:: REQUEST ::
Return all of the lines below exactly as they are.

:: RECORDS FOR THE EXERCISE ::
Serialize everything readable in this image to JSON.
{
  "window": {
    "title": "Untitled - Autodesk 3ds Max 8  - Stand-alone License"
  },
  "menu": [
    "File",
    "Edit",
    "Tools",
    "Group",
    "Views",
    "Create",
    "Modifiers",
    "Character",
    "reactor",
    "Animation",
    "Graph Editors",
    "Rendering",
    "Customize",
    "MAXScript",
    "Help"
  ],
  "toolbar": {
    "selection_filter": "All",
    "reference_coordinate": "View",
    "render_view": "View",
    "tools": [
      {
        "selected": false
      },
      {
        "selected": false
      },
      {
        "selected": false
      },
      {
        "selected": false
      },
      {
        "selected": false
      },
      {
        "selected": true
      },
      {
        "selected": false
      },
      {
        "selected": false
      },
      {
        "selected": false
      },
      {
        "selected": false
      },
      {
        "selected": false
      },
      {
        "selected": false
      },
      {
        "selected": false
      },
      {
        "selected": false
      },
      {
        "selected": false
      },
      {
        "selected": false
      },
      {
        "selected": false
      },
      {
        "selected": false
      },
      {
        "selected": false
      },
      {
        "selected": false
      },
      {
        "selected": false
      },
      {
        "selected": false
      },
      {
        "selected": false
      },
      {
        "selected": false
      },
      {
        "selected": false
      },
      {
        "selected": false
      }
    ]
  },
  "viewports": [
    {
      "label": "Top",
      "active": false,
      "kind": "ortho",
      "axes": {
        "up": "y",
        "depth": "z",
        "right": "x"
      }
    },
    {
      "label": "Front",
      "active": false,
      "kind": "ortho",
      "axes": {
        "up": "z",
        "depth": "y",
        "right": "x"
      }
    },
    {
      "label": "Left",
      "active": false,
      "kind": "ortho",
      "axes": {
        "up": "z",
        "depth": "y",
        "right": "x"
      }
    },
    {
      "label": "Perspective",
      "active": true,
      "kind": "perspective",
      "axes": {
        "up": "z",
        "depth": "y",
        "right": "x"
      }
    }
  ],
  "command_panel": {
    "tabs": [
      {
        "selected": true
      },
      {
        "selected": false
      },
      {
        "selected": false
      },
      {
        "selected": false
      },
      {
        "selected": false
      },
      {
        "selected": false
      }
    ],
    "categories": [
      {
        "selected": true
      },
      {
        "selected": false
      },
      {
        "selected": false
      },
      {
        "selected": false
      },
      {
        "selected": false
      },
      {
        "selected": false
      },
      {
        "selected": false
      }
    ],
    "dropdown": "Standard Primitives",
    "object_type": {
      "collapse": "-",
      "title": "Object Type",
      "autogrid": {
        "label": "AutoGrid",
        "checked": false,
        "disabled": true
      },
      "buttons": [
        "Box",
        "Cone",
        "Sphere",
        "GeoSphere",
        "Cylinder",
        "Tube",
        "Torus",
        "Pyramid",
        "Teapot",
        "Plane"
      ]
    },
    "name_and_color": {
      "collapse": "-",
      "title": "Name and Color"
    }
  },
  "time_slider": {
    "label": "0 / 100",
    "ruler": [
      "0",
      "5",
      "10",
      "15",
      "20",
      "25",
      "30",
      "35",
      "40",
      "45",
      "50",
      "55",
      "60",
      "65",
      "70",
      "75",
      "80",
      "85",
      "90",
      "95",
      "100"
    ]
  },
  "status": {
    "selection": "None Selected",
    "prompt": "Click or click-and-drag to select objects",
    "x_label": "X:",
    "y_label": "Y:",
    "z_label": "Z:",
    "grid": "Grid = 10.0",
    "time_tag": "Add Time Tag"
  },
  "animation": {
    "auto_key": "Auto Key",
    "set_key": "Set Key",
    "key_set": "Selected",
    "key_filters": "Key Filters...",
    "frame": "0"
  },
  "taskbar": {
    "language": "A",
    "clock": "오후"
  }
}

:: FINAL RESULT ::
Serialize everything readable in this image to JSON.
{
  "window": {
    "title": "Untitled - Autodesk 3ds Max 8  - Stand-alone License"
  },
  "menu": [
    "File",
    "Edit",
    "Tools",
    "Group",
    "Views",
    "Create",
    "Modifiers",
    "Character",
    "reactor",
    "Animation",
    "Graph Editors",
    "Rendering",
    "Customize",
    "MAXScript",
    "Help"
  ],
  "toolbar": {
    "selection_filter": "All",
    "reference_coordinate": "View",
    "render_view": "View",
    "tools": [
      {
        "selected": false
      },
      {
        "selected": false
      },
      {
        "selected": false
      },
      {
        "selected": false
      },
      {
        "selected": false
      },
      {
        "selected": true
      },
      {
        "selected": false
      },
      {
        "selected": false
      },
      {
        "selected": false
      },
      {
        "selected": false
      },
      {
        "selected": false
      },
      {
        "selected": false
      },
      {
        "selected": false
      },
      {
        "selected": false
      },
      {
        "selected": false
      },
      {
        "selected": false
      },
      {
        "selected": false
      },
      {
        "selected": false
      },
      {
        "selected": false
      },
      {
        "selected": false
      },
      {
        "selected": false
      },
      {
        "selected": false
      },
      {
        "selected": false
      },
      {
        "selected": false
      },
      {
        "selected": false
      },
      {
        "selected": false
      }
    ]
  },
  "viewports": [
    {
      "label": "Top",
      "active": false,
      "kind": "ortho",
      "axes": {
        "up": "y",
        "depth": "z",
        "right": "x"
      }
    },
    {
      "label": "Front",
      "active": false,
      "kind": "ortho",
      "axes": {
        "up": "z",
        "depth": "y",
        "right": "x"
      }
    },
    {
      "label": "Left",
      "active": false,
      "kind": "ortho",
      "axes": {
        "up": "z",
        "depth": "y",
        "right": "x"
      }
    },
    {
      "label": "Perspective",
      "active": true,
      "kind": "perspective",
      "axes": {
        "up": "z",
        "depth": "y",
        "right": "x"
      }
    }
  ],
  "command_panel": {
    "tabs": [
      {
        "selected": true
      },
      {
        "selected": false
      },
      {
        "selected": false
      },
      {
        "selected": false
      },
      {
        "selected": false
      },
      {
        "selected": false
      }
    ],
    "categories": [
      {
        "selected": true
      },
      {
        "selected": false
      },
      {
        "selected": false
      },
      {
        "selected": false
      },
      {
        "selected": false
      },
      {
        "selected": false
      },
      {
        "selected": false
      }
    ],
    "dropdown": "Standard Primitives",
    "object_type": {
      "collapse": "-",
      "title": "Object Type",
      "autogrid": {
        "label": "AutoGrid",
        "checked": false,
        "disabled": true
      },
      "buttons": [
        "Box",
        "Cone",
        "Sphere",
        "GeoSphere",
        "Cylinder",
        "Tube",
        "Torus",
        "Pyramid",
        "Teapot",
        "Plane"
      ]
    },
    "name_and_color": {
      "collapse": "-",
      "title": "Name and Color"
    }
  },
  "time_slider": {
    "label": "0 / 100",
    "ruler": [
      "0",
      "5",
      "10",
      "15",
      "20",
      "25",
      "30",
      "35",
      "40",
      "45",
      "50",
      "55",
      "60",
      "65",
      "70",
      "75",
      "80",
      "85",
      "90",
      "95",
      "100"
    ]
  },
  "status": {
    "selection": "None Selected",
    "prompt": "Click or click-and-drag to select objects",
    "x_label": "X:",
    "y_label": "Y:",
    "z_label": "Z:",
    "grid": "Grid = 10.0",
    "time_tag": "Add Time Tag"
  },
  "animation": {
    "auto_key": "Auto Key",
    "set_key": "Set Key",
    "key_set": "Selected",
    "key_filters": "Key Filters...",
    "frame": "0"
  },
  "taskbar": {
    "language": "A",
    "clock": "오후"
  }
}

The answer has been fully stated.